- _PROVIDED MATERIAL_
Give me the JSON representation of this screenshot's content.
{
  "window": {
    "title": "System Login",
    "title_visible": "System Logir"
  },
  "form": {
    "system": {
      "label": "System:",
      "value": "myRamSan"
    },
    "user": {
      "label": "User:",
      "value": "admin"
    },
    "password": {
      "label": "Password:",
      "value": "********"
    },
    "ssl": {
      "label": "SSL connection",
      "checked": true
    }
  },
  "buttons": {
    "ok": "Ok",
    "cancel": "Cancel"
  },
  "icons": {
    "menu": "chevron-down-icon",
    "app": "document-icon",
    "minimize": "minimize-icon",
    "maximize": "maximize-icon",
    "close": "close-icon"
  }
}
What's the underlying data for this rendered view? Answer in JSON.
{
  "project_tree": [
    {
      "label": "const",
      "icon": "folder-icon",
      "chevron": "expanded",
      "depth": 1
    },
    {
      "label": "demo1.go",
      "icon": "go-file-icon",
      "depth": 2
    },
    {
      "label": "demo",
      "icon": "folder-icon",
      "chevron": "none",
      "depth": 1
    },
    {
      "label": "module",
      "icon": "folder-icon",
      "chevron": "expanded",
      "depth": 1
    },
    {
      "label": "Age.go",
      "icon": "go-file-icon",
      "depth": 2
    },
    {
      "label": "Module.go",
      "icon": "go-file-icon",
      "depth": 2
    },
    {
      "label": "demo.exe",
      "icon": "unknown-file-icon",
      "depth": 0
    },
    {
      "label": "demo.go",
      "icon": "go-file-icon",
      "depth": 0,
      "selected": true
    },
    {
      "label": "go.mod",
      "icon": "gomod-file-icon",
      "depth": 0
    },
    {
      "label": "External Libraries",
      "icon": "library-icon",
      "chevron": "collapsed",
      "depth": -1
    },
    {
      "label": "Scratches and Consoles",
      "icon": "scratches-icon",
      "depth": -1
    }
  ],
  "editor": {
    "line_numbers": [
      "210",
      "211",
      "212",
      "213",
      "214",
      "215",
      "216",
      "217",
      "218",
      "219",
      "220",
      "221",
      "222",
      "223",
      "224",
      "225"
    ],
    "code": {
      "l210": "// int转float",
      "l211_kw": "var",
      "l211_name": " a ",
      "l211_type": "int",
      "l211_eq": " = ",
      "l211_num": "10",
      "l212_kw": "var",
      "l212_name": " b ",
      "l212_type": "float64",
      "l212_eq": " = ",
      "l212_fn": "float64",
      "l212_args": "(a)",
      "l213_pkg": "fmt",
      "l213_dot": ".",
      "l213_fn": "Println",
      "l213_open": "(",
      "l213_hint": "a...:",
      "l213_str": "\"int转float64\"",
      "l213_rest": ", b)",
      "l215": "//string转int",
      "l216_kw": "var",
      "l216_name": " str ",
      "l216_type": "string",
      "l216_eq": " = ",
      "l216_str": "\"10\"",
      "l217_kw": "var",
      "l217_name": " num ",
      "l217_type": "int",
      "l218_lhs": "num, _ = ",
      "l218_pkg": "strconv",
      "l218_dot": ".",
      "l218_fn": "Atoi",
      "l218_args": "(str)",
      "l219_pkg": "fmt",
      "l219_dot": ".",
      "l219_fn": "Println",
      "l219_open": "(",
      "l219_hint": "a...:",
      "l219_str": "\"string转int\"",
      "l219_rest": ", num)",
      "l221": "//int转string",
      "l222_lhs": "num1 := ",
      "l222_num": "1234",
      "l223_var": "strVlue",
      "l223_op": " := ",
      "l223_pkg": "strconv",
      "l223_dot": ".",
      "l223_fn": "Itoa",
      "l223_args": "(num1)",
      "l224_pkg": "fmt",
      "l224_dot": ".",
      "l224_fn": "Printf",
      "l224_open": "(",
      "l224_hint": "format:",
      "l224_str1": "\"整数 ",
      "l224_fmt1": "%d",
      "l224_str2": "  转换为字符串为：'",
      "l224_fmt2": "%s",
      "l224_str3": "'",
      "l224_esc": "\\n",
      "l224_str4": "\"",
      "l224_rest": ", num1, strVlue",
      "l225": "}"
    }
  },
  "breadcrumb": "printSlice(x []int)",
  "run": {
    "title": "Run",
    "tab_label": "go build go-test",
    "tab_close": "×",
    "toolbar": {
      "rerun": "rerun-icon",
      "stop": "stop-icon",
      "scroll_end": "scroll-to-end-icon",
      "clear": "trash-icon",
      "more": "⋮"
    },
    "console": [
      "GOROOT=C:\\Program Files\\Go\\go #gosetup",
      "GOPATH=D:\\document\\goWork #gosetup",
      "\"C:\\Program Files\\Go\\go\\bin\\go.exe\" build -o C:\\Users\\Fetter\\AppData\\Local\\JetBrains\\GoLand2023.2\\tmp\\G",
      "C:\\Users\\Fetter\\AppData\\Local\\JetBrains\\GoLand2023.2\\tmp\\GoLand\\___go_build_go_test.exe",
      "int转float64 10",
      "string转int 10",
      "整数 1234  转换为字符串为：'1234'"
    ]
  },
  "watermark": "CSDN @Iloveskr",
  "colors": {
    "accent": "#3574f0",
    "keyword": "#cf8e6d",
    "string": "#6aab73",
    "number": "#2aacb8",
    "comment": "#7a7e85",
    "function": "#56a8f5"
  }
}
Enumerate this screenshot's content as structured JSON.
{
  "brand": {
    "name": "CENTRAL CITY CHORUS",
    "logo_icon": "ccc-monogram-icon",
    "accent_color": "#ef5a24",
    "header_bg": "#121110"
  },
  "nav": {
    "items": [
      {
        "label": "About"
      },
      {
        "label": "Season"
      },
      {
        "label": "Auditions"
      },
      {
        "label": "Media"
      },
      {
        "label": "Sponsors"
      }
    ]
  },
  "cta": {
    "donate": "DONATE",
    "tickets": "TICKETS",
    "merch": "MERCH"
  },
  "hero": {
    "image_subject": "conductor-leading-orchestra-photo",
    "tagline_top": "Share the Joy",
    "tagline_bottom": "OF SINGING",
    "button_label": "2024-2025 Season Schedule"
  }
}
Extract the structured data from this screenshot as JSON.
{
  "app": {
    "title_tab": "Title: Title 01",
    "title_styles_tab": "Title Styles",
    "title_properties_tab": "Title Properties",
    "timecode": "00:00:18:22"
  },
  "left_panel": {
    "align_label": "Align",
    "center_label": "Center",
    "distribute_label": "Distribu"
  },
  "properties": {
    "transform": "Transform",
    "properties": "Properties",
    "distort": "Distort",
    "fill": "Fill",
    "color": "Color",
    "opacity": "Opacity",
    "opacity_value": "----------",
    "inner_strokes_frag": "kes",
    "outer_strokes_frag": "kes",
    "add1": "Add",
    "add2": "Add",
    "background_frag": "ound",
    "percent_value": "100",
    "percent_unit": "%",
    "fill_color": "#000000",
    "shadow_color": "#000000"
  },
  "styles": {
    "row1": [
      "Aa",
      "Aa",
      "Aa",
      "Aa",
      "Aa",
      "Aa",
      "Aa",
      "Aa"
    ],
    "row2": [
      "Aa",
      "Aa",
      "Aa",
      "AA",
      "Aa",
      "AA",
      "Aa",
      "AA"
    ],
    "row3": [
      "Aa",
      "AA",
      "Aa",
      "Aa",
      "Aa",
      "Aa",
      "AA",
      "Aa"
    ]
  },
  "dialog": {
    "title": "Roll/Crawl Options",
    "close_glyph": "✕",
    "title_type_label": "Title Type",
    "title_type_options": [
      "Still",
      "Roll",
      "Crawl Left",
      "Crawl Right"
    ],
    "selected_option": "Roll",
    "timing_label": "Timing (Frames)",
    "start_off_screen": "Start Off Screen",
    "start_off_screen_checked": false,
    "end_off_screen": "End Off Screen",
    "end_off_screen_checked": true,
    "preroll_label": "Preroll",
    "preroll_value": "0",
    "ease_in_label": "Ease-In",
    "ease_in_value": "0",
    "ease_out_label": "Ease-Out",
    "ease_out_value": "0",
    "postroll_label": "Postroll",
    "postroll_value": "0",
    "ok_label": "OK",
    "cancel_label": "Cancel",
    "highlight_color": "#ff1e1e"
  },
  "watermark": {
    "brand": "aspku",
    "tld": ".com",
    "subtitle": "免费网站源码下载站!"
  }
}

- _REQUIREMENT_
Show each line in the entries that holds the string "Program".

- _ANSWER TO THE PROBLEM_
      "GOROOT=C:\\Program Files\\Go\\go #gosetup",
      "\"C:\\Program Files\\Go\\go\\bin\\go.exe\" build -o C:\\Users\\Fetter\\AppData\\Local\\JetBrains\\GoLand2023.2\\tmp\\G",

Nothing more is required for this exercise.